▸ Written exercise
Gather from the listing below each line that includes the word "formula", and copy it.

------ Source data

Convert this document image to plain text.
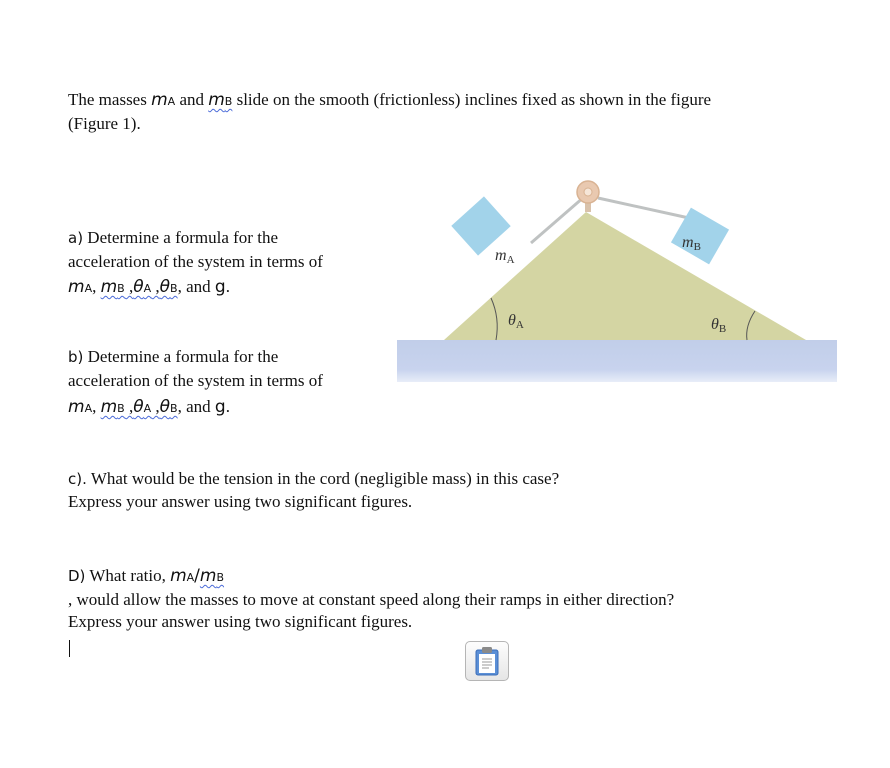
The masses mA and mB slide on the smooth (frictionless) inclines fixed as shown in the figure
(Figure 1).
a) Determine a formula for the
acceleration of the system in terms of
mA, mB ,θA ,θB, and g.
b) Determine a formula for the
acceleration of the system in terms of
mA, mB ,θA ,θB, and g.
c). What would be the tension in the cord (negligible mass) in this case?
Express your answer using two significant figures.
D) What ratio, mA/mB
, would allow the masses to move at constant speed along their ramps in either direction?
Express your answer using two significant figures.
mA
mB
θA	θB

------------

▸ Response
a) Determine a formula for the
b) Determine a formula for the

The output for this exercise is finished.